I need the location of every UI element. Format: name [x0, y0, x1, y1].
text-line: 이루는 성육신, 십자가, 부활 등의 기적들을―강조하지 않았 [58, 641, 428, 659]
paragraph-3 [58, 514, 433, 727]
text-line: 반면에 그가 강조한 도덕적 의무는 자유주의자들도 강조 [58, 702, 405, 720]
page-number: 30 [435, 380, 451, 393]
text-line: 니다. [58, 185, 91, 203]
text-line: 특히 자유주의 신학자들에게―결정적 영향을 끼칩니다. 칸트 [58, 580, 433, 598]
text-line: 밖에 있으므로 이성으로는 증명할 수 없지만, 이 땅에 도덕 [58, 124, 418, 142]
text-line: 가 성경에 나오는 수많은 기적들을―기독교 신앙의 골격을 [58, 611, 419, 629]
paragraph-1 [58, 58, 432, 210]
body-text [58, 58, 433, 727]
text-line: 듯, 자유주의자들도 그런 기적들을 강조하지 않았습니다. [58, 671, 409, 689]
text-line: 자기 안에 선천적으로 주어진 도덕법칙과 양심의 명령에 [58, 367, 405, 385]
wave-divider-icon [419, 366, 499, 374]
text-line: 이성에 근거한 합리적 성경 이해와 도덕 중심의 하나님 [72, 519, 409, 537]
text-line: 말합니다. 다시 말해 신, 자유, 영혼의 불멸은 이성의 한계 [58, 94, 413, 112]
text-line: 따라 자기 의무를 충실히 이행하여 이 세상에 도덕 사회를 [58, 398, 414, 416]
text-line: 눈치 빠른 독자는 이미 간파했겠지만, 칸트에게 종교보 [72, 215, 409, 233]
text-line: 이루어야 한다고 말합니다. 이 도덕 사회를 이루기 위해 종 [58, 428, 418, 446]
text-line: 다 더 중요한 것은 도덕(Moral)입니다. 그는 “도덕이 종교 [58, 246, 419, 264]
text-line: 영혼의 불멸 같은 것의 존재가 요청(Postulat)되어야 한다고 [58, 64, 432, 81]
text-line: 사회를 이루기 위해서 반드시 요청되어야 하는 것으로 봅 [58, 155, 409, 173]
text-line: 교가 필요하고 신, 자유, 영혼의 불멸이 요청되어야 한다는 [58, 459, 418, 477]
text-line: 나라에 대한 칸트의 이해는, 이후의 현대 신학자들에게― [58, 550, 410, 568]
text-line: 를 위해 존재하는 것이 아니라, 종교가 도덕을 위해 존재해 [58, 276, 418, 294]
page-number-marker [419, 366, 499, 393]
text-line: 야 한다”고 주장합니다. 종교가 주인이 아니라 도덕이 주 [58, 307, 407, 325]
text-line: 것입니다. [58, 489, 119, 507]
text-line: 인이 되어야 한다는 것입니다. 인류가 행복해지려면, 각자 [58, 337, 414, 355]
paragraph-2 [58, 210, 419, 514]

• **Work to complete**: Could you render every one of the rows above as a JSON list of strings, one string per row, leaving out any blank rows?

• **Written answer**:
[
  "I need the location of every UI element. Format: name [x0, y0, x1, y1].",
  "text-line: 이루는 성육신, 십자가, 부활 등의 기적들을―강조하지 않았 [58, 641, 428, 659]",
  "paragraph-3 [58, 514, 433, 727]",
  "text-line: 반면에 그가 강조한 도덕적 의무는 자유주의자들도 강조 [58, 702, 405, 720]",
  "page-number: 30 [435, 380, 451, 393]",
  "text-line: 니다. [58, 185, 91, 203]",
  "text-line: 특히 자유주의 신학자들에게―결정적 영향을 끼칩니다. 칸트 [58, 580, 433, 598]",
  "text-line: 밖에 있으므로 이성으로는 증명할 수 없지만, 이 땅에 도덕 [58, 124, 418, 142]",
  "text-line: 가 성경에 나오는 수많은 기적들을―기독교 신앙의 골격을 [58, 611, 419, 629]",
  "paragraph-1 [58, 58, 432, 210]",
  "body-text [58, 58, 433, 727]",
  "text-line: 듯, 자유주의자들도 그런 기적들을 강조하지 않았습니다. [58, 671, 409, 689]",
  "text-line: 자기 안에 선천적으로 주어진 도덕법칙과 양심의 명령에 [58, 367, 405, 385]",
  "wave-divider-icon [419, 366, 499, 374]",
  "text-line: 이성에 근거한 합리적 성경 이해와 도덕 중심의 하나님 [72, 519, 409, 537]",
  "text-line: 말합니다. 다시 말해 신, 자유, 영혼의 불멸은 이성의 한계 [58, 94, 413, 112]",
  "text-line: 따라 자기 의무를 충실히 이행하여 이 세상에 도덕 사회를 [58, 398, 414, 416]",
  "text-line: 눈치 빠른 독자는 이미 간파했겠지만, 칸트에게 종교보 [72, 215, 409, 233]",
  "text-line: 이루어야 한다고 말합니다. 이 도덕 사회를 이루기 위해 종 [58, 428, 418, 446]",
  "text-line: 다 더 중요한 것은 도덕(Moral)입니다. 그는 “도덕이 종교 [58, 246, 419, 264]",
  "text-line: 영혼의 불멸 같은 것의 존재가 요청(Postulat)되어야 한다고 [58, 64, 432, 81]",
  "text-line: 사회를 이루기 위해서 반드시 요청되어야 하는 것으로 봅 [58, 155, 409, 173]",
  "text-line: 교가 필요하고 신, 자유, 영혼의 불멸이 요청되어야 한다는 [58, 459, 418, 477]",
  "text-line: 나라에 대한 칸트의 이해는, 이후의 현대 신학자들에게― [58, 550, 410, 568]",
  "text-line: 를 위해 존재하는 것이 아니라, 종교가 도덕을 위해 존재해 [58, 276, 418, 294]",
  "page-number-marker [419, 366, 499, 393]",
  "text-line: 야 한다”고 주장합니다. 종교가 주인이 아니라 도덕이 주 [58, 307, 407, 325]",
  "text-line: 것입니다. [58, 489, 119, 507]",
  "text-line: 인이 되어야 한다는 것입니다. 인류가 행복해지려면, 각자 [58, 337, 414, 355]",
  "paragraph-2 [58, 210, 419, 514]"
]